[Extracted records]
▼

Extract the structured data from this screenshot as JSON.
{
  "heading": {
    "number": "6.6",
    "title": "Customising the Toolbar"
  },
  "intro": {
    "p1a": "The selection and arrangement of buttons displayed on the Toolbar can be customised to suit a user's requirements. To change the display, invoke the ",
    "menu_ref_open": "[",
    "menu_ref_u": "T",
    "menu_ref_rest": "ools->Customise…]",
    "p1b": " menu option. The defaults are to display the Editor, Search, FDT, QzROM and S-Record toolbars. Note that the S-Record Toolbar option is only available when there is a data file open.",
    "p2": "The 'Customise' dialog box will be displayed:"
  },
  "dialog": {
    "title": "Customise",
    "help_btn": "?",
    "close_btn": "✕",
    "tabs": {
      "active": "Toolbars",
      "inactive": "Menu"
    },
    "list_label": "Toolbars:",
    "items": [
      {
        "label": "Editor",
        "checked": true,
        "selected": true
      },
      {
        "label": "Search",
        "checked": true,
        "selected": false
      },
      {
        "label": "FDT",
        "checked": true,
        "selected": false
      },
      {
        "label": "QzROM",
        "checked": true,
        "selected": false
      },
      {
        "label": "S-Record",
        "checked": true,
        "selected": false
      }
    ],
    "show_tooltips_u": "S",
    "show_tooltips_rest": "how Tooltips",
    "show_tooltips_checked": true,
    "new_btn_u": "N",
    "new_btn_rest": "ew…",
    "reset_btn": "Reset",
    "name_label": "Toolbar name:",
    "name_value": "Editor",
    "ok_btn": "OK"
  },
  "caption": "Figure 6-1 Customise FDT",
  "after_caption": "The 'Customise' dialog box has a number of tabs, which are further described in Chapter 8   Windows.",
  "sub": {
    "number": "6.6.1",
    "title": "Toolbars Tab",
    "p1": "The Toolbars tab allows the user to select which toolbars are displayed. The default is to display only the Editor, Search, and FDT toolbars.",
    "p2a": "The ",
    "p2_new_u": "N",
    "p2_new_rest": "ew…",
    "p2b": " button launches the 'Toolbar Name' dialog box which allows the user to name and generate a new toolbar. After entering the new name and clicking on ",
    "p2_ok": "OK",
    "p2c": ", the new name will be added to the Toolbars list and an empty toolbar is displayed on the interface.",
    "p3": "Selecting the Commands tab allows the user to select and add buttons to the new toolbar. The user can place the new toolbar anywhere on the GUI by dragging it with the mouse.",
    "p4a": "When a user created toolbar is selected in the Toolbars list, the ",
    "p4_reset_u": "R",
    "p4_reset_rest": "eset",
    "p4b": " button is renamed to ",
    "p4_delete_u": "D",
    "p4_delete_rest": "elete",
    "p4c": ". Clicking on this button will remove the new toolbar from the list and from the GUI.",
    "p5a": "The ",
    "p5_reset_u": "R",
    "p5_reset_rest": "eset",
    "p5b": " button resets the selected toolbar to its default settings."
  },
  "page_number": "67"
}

▲

TASK STATEMENT
All of the lines above must be returned exactly.

WRITTEN ANSWER
Extract the structured data from this screenshot as JSON.
{
  "heading": {
    "number": "6.6",
    "title": "Customising the Toolbar"
  },
  "intro": {
    "p1a": "The selection and arrangement of buttons displayed on the Toolbar can be customised to suit a user's requirements. To change the display, invoke the ",
    "menu_ref_open": "[",
    "menu_ref_u": "T",
    "menu_ref_rest": "ools->Customise…]",
    "p1b": " menu option. The defaults are to display the Editor, Search, FDT, QzROM and S-Record toolbars. Note that the S-Record Toolbar option is only available when there is a data file open.",
    "p2": "The 'Customise' dialog box will be displayed:"
  },
  "dialog": {
    "title": "Customise",
    "help_btn": "?",
    "close_btn": "✕",
    "tabs": {
      "active": "Toolbars",
      "inactive": "Menu"
    },
    "list_label": "Toolbars:",
    "items": [
      {
        "label": "Editor",
        "checked": true,
        "selected": true
      },
      {
        "label": "Search",
        "checked": true,
        "selected": false
      },
      {
        "label": "FDT",
        "checked": true,
        "selected": false
      },
      {
        "label": "QzROM",
        "checked": true,
        "selected": false
      },
      {
        "label": "S-Record",
        "checked": true,
        "selected": false
      }
    ],
    "show_tooltips_u": "S",
    "show_tooltips_rest": "how Tooltips",
    "show_tooltips_checked": true,
    "new_btn_u": "N",
    "new_btn_rest": "ew…",
    "reset_btn": "Reset",
    "name_label": "Toolbar name:",
    "name_value": "Editor",
    "ok_btn": "OK"
  },
  "caption": "Figure 6-1 Customise FDT",
  "after_caption": "The 'Customise' dialog box has a number of tabs, which are further described in Chapter 8   Windows.",
  "sub": {
    "number": "6.6.1",
    "title": "Toolbars Tab",
    "p1": "The Toolbars tab allows the user to select which toolbars are displayed. The default is to display only the Editor, Search, and FDT toolbars.",
    "p2a": "The ",
    "p2_new_u": "N",
    "p2_new_rest": "ew…",
    "p2b": " button launches the 'Toolbar Name' dialog box which allows the user to name and generate a new toolbar. After entering the new name and clicking on ",
    "p2_ok": "OK",
    "p2c": ", the new name will be added to the Toolbars list and an empty toolbar is displayed on the interface.",
    "p3": "Selecting the Commands tab allows the user to select and add buttons to the new toolbar. The user can place the new toolbar anywhere on the GUI by dragging it with the mouse.",
    "p4a": "When a user created toolbar is selected in the Toolbars list, the ",
    "p4_reset_u": "R",
    "p4_reset_rest": "eset",
    "p4b": " button is renamed to ",
    "p4_delete_u": "D",
    "p4_delete_rest": "elete",
    "p4c": ". Clicking on this button will remove the new toolbar from the list and from the GUI.",
    "p5a": "The ",
    "p5_reset_u": "R",
    "p5_reset_rest": "eset",
    "p5b": " button resets the selected toolbar to its default settings."
  },
  "page_number": "67"
}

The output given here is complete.